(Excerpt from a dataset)
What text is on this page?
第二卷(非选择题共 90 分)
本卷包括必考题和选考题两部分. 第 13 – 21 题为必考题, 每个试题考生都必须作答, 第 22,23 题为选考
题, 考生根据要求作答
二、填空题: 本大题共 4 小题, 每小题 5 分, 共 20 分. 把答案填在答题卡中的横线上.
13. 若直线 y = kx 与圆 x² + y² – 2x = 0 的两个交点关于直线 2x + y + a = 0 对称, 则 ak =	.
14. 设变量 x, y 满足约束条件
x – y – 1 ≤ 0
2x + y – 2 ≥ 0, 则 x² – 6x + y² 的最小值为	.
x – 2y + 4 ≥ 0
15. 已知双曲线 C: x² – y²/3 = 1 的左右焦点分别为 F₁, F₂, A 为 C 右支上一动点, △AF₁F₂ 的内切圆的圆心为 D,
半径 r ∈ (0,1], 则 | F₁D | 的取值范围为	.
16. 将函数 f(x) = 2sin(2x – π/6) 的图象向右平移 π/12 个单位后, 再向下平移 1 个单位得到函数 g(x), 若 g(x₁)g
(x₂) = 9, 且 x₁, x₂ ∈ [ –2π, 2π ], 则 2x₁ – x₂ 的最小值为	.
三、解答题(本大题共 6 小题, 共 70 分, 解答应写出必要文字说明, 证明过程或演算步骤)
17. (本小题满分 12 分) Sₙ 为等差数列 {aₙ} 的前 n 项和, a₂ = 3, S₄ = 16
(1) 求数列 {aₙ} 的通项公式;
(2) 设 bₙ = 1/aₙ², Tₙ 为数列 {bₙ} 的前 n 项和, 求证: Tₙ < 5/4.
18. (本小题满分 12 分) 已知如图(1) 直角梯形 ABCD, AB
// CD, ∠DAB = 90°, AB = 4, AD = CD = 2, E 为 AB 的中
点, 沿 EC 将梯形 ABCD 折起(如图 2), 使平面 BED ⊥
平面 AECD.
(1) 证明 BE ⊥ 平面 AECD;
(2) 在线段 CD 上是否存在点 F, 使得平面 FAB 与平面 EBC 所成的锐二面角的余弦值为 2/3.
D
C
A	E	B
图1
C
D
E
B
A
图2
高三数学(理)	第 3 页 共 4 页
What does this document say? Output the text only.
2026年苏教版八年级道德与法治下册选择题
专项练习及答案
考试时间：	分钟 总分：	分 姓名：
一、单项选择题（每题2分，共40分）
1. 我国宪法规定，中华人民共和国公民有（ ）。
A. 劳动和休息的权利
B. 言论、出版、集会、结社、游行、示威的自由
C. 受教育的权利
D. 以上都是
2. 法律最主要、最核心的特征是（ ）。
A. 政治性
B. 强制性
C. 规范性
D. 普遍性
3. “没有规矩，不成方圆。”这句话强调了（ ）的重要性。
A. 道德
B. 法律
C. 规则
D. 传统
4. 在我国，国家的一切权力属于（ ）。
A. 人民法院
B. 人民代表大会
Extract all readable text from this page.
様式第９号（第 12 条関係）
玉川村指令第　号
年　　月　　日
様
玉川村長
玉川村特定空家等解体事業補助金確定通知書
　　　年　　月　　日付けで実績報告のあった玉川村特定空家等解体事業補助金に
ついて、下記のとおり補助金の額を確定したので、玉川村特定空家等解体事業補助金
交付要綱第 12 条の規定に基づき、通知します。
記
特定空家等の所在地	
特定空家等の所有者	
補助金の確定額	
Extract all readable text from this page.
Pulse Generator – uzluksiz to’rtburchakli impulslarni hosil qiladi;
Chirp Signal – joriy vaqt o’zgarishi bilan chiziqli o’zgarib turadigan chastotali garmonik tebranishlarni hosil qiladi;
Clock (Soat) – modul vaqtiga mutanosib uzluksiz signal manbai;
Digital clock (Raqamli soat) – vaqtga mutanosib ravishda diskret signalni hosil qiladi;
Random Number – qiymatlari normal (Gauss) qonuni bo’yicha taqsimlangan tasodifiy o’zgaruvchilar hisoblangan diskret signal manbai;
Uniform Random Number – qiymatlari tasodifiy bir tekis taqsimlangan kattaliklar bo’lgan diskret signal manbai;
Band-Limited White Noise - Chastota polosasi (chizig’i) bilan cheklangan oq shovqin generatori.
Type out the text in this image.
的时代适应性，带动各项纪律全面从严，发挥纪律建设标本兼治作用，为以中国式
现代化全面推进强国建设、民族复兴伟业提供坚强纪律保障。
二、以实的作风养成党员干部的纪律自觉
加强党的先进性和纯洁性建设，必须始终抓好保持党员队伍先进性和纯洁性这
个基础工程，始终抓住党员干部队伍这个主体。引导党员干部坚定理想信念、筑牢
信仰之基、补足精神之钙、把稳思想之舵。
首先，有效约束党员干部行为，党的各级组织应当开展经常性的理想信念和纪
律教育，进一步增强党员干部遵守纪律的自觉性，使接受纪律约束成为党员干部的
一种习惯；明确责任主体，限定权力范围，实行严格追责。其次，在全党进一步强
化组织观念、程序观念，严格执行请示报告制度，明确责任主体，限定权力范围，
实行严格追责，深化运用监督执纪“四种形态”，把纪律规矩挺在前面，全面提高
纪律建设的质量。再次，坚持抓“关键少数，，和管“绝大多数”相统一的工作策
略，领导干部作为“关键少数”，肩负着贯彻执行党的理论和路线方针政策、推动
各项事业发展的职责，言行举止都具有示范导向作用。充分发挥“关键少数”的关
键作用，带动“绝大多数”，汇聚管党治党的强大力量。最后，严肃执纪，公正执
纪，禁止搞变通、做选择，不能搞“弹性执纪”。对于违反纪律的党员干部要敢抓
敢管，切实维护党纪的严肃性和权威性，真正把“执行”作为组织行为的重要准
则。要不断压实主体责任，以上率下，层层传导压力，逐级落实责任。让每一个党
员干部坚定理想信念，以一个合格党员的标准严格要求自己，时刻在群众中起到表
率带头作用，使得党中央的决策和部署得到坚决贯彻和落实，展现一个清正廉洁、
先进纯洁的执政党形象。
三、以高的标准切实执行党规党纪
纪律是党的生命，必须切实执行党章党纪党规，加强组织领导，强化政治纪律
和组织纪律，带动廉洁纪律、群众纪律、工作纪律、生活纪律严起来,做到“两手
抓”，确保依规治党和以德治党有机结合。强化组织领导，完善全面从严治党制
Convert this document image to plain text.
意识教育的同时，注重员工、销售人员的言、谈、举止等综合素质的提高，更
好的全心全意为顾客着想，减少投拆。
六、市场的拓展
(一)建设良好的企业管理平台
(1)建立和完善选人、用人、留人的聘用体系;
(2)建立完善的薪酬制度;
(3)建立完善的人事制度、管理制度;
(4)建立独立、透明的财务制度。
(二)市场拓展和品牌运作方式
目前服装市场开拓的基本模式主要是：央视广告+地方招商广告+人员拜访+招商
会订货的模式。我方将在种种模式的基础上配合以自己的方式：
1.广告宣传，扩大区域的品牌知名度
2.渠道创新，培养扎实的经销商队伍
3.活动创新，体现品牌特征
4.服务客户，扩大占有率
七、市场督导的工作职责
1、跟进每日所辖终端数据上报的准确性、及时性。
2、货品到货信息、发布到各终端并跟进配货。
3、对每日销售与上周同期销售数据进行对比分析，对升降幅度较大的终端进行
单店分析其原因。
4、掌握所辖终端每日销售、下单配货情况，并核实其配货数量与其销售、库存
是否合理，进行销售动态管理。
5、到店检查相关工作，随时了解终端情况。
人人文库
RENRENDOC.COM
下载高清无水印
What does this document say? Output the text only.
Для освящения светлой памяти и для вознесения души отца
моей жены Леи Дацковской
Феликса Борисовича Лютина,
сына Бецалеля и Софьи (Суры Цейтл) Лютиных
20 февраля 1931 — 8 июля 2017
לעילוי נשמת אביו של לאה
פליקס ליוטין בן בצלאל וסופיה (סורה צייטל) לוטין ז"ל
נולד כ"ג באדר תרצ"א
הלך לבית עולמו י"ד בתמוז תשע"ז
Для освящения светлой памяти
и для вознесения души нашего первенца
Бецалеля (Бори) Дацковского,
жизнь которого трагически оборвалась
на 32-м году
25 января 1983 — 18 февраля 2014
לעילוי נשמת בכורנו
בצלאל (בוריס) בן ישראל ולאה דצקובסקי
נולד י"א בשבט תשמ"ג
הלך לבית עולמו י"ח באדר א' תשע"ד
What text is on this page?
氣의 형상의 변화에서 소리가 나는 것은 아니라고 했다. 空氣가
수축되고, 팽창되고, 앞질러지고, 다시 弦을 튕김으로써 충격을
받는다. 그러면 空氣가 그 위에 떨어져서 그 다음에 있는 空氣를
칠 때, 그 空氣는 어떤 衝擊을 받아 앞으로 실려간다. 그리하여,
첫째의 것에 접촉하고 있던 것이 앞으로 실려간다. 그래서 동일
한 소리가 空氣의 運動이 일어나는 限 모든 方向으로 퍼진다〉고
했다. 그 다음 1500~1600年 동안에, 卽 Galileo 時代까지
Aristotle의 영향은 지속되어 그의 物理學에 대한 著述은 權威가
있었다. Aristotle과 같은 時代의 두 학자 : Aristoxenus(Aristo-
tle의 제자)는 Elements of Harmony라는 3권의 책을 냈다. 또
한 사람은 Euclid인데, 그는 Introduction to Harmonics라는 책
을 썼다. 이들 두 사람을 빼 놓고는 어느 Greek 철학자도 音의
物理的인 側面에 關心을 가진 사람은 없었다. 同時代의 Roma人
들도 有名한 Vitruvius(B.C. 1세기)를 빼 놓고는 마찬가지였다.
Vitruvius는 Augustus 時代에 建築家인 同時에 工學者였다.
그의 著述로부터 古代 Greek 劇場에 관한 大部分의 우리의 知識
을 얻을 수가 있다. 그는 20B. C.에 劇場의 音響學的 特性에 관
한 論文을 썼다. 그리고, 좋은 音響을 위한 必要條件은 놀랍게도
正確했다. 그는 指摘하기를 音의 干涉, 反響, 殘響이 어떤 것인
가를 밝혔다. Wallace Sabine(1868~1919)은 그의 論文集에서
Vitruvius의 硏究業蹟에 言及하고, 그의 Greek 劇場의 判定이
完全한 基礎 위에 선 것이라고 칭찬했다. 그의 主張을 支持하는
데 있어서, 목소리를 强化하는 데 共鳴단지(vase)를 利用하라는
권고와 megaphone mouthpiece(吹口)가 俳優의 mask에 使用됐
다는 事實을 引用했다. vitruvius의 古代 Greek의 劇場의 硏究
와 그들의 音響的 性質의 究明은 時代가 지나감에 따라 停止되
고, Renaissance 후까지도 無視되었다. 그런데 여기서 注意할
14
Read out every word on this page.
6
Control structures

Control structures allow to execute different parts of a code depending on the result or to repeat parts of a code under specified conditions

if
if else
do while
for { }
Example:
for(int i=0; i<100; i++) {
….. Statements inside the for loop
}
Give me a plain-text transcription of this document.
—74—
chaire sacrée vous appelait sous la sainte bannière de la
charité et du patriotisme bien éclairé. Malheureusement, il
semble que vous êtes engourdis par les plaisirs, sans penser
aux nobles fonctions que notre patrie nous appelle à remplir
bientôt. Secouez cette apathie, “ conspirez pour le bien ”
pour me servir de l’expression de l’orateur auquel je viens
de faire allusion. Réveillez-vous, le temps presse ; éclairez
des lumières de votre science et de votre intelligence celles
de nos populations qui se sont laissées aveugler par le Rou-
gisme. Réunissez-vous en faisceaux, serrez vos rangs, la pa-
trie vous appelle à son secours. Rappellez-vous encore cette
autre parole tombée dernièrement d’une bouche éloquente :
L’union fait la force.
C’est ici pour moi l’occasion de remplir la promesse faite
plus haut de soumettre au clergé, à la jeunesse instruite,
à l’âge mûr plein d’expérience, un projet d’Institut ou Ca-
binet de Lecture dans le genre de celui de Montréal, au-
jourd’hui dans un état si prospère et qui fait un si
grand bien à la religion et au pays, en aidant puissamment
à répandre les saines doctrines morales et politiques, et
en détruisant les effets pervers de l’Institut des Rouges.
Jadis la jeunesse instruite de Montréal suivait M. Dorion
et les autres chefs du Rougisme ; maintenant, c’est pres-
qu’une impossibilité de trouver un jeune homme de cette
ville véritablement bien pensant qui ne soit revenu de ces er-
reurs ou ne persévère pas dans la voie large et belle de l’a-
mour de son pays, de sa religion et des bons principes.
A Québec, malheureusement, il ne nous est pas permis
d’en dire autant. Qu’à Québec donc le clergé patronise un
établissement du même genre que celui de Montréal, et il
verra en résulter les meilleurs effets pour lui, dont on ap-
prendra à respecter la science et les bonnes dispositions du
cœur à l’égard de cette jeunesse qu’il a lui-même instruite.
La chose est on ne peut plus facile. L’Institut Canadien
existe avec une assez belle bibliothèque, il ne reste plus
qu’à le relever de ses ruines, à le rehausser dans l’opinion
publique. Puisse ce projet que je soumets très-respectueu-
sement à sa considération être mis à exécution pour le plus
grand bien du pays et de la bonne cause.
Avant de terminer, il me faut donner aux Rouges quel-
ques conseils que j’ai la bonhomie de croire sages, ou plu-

**WORK TO DO:** Lines that hold "projet" are the ones to copy; find all of them.

**EXPECTED OUTPUT:**
à l’âge mûr plein d’expérience, un projet d’Institut ou Ca-
publique. Puisse ce projet que je soumets très-respectueu-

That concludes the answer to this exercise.